What to work on:
1 - Answer these from the piece about the George W. Bush Library:
(a) How does the piece say the two wars were paid for?
(b) What potato chip does item #5 name as Dick Cheney's favorite?
(c) Which member of the Bush administration does the piece say has repeatedly stated he now knows they were wrong?
2 - Print the part of the piece about the George W. Bush Library word for word, starting with "Honestly, I am" and going on through "Amazing, isn’t it?".

When I read that quote I nearly fell out of my chair laughing. Apparently Bush wants a place to permanently enshrine his administration’s version of the two wars he started and paid for on our nation’s credit. The George W. Bush Library needs a name change if so, perhaps something more along the lines of “The Right-Wing Neocon Propaganda Bullshit Warehouse and Dildo Factory.” Why the dildos? Because if anyone knows about fucking the American people, it’s George W. Bush.

But all this talk of “facts” being “laid out? a the GWB Library got me to thinking. Besides the facts/totally made up bullshit lies about the Iraq War, what other facts can the library lay out for the American people? Here’s what I came up with.

#5. Dick Cheney’s Favorite Potato Chip Is “X-Treme Warmongering Cool Ranch Doritos”

Honestly, I am dying to get inside the GWB Library so I can experience firsthand how much smoke and how many mirrors they decided to put up around Cheney. If ever there was a man deserving of eternal scorn and damnation, it’s the vile and disgusting war profiteer Dick Cheney. It would be one thing of all the Bush Administration’s key actors showed the same kind of humility and humanity that Colin Powell has. Sure, Powell is just as culpable for selling the Iraq War of Lies to the American people, but at least in the subsequent years, he has said numerous times he knows now they were wrong. But as for Bush, Cheney, Paul Wolfowitz and Condie Rice? They just get to keep making platitudes about “information available at the time” or “we liberated the Iraqi people.” Amazing, isn’t it?

Listed entries:

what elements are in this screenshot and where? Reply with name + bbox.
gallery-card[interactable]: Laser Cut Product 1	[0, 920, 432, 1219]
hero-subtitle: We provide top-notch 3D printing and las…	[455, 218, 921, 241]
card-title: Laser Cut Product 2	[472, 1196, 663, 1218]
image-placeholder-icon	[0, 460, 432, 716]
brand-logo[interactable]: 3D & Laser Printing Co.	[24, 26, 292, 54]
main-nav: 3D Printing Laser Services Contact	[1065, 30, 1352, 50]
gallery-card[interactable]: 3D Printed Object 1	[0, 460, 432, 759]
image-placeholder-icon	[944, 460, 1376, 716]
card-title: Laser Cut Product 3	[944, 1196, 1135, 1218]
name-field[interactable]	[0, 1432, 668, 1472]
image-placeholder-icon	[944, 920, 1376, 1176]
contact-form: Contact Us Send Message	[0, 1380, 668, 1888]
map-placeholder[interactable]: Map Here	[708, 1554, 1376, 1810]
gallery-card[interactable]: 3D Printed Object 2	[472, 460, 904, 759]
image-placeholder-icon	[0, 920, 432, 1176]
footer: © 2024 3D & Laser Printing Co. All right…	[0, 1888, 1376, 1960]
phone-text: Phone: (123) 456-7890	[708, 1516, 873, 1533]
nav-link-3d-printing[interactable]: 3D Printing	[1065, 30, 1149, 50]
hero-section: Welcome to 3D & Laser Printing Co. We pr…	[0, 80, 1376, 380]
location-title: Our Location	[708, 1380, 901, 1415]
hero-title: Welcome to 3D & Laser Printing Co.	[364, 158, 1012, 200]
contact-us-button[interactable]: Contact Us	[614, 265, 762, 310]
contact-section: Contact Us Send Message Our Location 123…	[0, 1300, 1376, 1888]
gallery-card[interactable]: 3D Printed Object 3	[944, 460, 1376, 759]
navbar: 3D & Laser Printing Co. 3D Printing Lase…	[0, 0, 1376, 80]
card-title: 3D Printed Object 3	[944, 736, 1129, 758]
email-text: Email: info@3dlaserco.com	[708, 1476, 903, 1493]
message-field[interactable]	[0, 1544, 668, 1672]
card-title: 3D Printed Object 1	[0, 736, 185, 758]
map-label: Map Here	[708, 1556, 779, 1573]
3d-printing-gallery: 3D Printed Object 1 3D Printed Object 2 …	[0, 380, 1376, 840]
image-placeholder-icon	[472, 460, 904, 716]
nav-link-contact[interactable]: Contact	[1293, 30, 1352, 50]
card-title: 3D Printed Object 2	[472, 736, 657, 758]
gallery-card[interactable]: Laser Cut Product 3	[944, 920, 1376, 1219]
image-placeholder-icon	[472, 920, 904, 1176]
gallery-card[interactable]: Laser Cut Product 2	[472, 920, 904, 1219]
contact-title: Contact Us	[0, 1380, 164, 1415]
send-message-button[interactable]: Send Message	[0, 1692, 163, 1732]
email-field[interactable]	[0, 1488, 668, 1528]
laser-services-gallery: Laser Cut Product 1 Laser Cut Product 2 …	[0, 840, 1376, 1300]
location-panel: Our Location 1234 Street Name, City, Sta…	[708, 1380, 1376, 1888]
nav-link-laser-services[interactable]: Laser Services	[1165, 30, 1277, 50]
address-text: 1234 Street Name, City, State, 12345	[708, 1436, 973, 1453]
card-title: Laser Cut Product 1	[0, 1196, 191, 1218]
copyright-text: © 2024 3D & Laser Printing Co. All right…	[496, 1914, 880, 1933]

Complete answers:
1 -
(a) On the nation's credit.
(b) "X-Treme Warmongering Cool Ranch Doritos."
(c) Colin Powell.

2 -
Honestly, I am dying to get inside the GWB Library so I can experience firsthand how much smoke and how many mirrors they decided to put up around Cheney. If ever there was a man deserving of eternal scorn and damnation, it’s the vile and disgusting war profiteer Dick Cheney. It would be one thing of all the Bush Administration’s key actors showed the same kind of humility and humanity that Colin Powell has. Sure, Powell is just as culpable for selling the Iraq War of Lies to the American people, but at least in the subsequent years, he has said numerous times he knows now they were wrong. But as for Bush, Cheney, Paul Wolfowitz and Condie Rice? They just get to keep making platitudes about “information available at the time” or “we liberated the Iraqi people.” Amazing, isn’t it?